_The exercise_.
Lines that include the word "Chance" are the ones to copy.

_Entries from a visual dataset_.

——

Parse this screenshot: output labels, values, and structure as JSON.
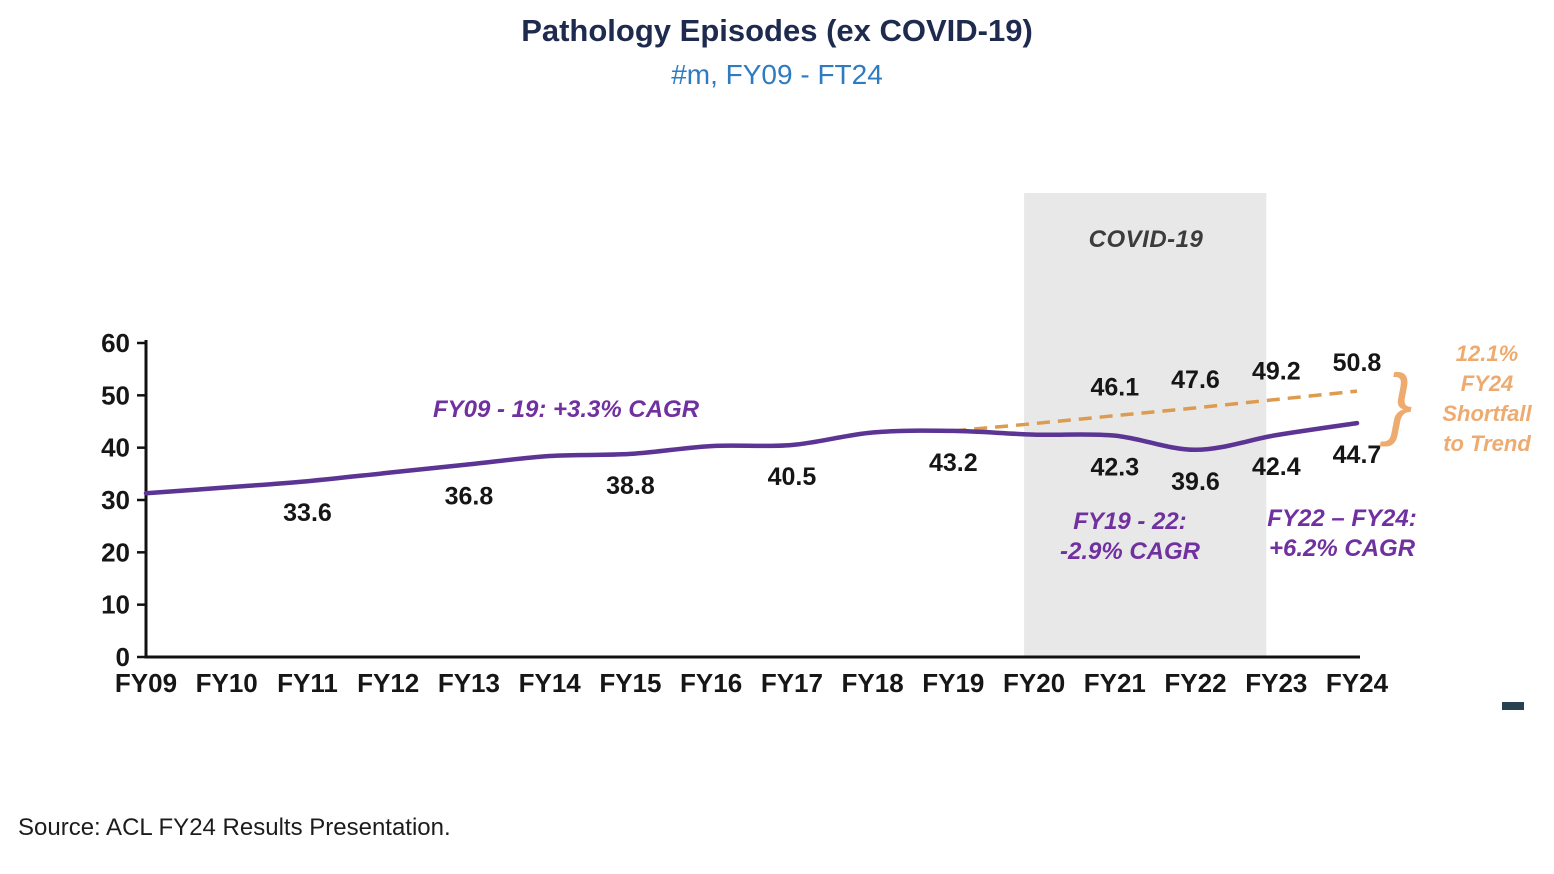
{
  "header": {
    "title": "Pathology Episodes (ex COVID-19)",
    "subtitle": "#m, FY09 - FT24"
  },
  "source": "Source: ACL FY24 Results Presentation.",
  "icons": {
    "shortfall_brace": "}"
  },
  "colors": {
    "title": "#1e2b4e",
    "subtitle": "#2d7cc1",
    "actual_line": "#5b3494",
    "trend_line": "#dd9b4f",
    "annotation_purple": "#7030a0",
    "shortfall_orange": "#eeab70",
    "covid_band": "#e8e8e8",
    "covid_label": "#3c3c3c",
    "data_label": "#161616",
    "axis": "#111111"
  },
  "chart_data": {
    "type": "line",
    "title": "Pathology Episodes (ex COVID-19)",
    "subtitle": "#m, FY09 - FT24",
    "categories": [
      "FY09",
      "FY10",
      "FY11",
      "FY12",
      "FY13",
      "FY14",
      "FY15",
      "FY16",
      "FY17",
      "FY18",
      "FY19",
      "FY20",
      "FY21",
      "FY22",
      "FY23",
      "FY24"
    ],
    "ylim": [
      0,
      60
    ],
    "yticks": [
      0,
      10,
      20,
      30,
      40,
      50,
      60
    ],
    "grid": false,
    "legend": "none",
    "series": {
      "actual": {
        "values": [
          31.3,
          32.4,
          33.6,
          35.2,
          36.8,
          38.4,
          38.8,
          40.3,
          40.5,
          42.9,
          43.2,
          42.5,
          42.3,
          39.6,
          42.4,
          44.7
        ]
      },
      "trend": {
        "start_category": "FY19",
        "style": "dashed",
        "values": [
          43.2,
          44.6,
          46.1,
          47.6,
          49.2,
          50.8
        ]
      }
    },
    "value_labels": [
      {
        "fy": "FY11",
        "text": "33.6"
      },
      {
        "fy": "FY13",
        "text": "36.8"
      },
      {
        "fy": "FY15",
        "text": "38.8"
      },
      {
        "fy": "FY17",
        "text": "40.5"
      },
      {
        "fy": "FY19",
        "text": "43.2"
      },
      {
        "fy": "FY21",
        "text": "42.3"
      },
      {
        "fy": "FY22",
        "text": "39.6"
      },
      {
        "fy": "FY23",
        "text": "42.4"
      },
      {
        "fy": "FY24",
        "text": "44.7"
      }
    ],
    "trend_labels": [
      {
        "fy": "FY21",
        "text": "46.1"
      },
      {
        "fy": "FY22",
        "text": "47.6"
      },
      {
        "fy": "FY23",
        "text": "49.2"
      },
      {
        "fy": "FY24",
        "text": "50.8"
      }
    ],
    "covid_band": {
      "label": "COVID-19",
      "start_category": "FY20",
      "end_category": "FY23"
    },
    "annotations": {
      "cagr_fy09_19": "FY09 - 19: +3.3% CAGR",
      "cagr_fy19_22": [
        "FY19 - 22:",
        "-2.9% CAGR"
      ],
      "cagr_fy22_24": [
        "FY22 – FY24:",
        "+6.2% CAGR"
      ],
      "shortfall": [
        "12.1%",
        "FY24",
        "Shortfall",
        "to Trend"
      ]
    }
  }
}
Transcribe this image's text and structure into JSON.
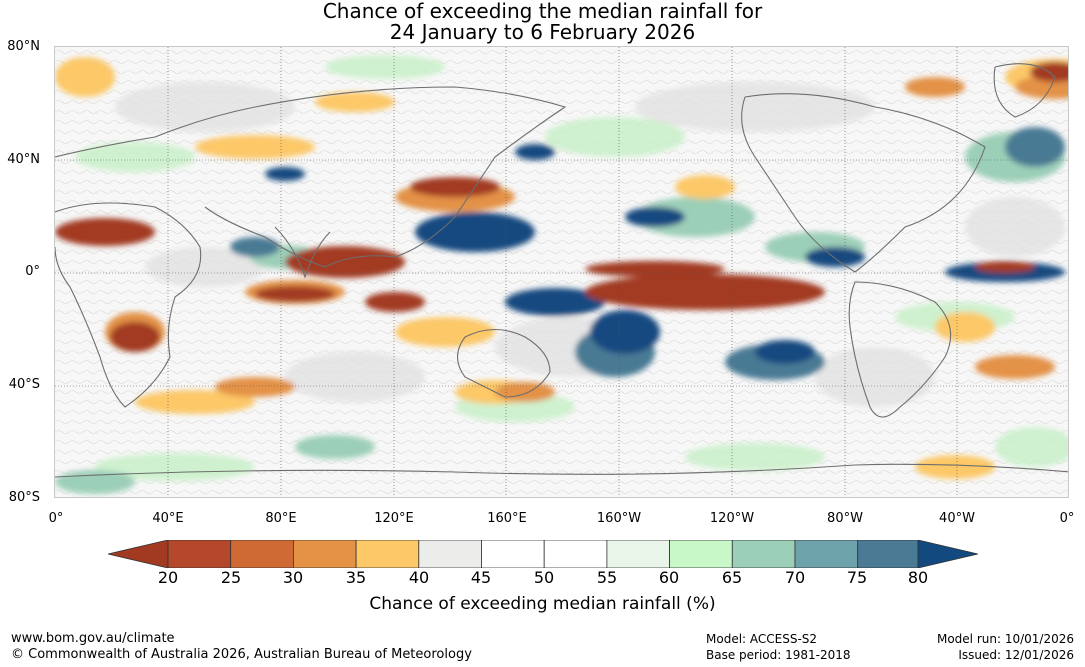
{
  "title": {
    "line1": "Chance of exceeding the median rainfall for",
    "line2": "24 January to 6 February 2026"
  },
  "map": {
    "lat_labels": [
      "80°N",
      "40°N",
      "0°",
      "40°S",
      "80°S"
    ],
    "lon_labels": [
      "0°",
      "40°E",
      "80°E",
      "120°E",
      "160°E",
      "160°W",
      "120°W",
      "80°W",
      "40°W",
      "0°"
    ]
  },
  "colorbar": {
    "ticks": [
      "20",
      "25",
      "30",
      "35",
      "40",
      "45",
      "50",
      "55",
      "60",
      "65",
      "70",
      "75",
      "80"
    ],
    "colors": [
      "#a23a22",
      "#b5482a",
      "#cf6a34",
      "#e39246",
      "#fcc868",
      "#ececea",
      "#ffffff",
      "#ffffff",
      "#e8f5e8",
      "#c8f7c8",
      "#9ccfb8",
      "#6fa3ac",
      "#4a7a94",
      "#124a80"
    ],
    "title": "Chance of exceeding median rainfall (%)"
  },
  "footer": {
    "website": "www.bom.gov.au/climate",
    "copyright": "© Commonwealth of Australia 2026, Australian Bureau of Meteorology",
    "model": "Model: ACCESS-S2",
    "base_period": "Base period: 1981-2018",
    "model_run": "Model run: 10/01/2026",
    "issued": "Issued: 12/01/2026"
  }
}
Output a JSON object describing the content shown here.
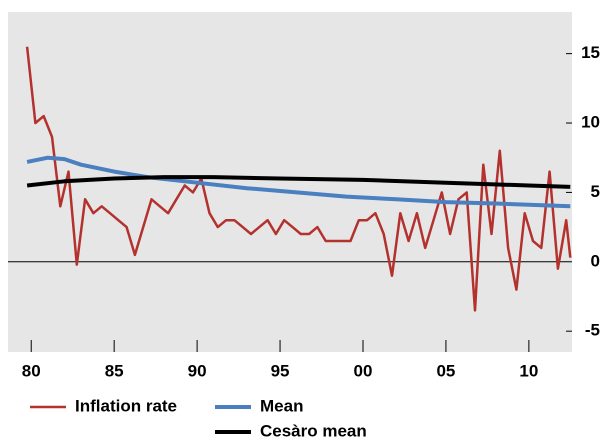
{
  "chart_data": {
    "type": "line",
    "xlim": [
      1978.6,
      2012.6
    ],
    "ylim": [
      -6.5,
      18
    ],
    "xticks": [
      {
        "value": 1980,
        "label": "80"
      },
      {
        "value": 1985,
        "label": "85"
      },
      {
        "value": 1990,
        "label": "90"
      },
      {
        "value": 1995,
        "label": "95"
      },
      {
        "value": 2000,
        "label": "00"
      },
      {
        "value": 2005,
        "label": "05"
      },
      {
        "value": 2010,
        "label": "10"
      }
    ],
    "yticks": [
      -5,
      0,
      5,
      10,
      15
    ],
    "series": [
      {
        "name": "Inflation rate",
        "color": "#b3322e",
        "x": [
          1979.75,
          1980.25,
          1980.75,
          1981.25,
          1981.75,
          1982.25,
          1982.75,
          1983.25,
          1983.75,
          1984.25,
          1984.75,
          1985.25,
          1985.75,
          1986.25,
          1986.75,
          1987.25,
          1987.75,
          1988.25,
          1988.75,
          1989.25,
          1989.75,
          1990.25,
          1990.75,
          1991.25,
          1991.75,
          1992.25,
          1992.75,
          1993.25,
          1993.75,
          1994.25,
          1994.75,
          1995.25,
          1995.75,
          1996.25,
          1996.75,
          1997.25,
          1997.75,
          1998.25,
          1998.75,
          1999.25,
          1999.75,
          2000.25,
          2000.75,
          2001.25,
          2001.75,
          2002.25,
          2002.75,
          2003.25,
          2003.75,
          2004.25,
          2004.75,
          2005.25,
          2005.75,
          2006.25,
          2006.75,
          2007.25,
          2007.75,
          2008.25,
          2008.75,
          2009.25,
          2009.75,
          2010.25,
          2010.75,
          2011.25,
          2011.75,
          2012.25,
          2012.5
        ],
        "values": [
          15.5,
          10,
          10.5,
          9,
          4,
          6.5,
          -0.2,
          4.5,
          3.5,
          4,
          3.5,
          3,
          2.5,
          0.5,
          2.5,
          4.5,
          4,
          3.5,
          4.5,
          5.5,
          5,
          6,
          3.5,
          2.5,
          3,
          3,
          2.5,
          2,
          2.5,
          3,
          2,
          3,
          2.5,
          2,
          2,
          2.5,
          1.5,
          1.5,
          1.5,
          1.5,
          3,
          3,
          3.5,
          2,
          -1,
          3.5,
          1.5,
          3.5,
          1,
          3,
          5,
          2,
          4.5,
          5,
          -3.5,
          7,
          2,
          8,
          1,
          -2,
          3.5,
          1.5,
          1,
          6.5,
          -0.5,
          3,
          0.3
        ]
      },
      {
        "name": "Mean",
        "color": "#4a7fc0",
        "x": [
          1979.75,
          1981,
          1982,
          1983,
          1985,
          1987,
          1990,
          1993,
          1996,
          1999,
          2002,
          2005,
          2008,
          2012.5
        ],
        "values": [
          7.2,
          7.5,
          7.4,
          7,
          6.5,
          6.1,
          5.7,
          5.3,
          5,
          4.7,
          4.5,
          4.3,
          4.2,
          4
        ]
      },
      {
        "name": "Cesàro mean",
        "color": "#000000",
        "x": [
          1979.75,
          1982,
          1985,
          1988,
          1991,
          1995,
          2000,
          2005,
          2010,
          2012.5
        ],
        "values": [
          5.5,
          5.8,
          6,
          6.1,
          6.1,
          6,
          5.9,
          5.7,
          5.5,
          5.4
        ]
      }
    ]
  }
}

——

_Answer for the task_.
    "line1": "Chance of exceeding the median rainfall for",
    "title": "Chance of exceeding median rainfall (%)"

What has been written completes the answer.